→ **Exercise**: Show all lines from the data that include the word "esta".

→ **Data for processing**:
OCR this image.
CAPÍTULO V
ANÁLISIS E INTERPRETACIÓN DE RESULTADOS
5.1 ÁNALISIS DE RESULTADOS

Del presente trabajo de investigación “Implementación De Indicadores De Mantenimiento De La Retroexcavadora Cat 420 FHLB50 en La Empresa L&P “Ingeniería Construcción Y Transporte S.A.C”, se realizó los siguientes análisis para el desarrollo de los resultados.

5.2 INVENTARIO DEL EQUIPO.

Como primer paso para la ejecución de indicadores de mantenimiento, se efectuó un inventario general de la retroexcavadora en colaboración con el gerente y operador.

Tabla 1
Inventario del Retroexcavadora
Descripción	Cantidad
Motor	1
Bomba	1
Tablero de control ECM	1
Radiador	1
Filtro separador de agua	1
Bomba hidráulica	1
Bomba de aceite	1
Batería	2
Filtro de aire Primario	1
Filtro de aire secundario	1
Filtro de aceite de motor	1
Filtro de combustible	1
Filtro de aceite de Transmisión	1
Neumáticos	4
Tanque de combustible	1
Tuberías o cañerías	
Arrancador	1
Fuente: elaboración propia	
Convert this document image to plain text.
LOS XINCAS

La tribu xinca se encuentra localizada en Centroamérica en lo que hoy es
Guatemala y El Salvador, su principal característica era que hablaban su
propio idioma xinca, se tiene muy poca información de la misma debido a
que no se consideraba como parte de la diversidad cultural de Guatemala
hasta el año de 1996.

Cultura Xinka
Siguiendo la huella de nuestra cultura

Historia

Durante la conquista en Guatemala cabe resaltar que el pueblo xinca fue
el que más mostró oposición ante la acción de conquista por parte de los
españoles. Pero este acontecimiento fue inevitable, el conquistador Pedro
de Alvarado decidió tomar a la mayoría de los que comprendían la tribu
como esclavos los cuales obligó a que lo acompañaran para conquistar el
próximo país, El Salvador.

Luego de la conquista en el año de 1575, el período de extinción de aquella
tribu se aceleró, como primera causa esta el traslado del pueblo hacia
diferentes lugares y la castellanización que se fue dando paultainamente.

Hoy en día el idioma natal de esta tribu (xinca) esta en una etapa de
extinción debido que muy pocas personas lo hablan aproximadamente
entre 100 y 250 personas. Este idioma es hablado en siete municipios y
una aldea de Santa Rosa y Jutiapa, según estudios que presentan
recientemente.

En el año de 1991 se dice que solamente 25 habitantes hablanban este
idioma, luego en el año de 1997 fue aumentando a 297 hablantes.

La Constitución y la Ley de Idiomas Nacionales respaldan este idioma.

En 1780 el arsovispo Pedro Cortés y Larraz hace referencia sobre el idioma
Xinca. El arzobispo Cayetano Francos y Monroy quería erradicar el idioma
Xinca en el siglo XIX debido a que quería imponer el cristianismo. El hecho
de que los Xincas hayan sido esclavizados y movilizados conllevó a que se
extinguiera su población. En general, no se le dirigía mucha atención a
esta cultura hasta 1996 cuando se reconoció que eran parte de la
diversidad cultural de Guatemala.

* * *

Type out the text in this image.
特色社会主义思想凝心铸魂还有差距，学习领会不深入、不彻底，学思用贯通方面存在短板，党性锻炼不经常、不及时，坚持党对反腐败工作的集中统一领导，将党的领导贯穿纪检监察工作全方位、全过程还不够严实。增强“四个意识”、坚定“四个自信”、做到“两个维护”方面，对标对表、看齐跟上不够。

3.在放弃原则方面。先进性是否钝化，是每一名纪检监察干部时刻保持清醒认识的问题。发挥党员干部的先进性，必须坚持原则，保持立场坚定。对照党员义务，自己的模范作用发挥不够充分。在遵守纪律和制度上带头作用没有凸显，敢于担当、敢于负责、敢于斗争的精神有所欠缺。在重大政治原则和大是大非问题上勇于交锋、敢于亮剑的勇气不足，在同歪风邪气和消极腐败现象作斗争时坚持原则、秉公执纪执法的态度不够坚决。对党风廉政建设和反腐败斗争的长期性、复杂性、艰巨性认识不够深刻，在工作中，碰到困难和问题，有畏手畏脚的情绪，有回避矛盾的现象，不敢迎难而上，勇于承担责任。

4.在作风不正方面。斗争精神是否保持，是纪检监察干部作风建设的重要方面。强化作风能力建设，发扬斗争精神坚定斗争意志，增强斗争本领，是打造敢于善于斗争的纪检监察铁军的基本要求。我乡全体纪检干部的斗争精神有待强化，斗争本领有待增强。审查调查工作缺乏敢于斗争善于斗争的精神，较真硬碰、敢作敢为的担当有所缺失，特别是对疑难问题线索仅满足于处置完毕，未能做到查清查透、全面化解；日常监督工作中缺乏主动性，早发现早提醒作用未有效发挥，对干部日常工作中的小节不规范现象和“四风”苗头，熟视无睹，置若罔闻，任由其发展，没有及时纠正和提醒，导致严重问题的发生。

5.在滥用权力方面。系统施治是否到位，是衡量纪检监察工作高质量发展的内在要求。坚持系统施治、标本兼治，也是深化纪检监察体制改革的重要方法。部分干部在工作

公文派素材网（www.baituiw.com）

→ **Task solution**:
tribu se aceleró, como primera causa esta el traslado del pueblo hacia
Hoy en día el idioma natal de esta tribu (xinca) esta en una etapa de
esta cultura hasta 1996 cuando se reconoció que eran parte de la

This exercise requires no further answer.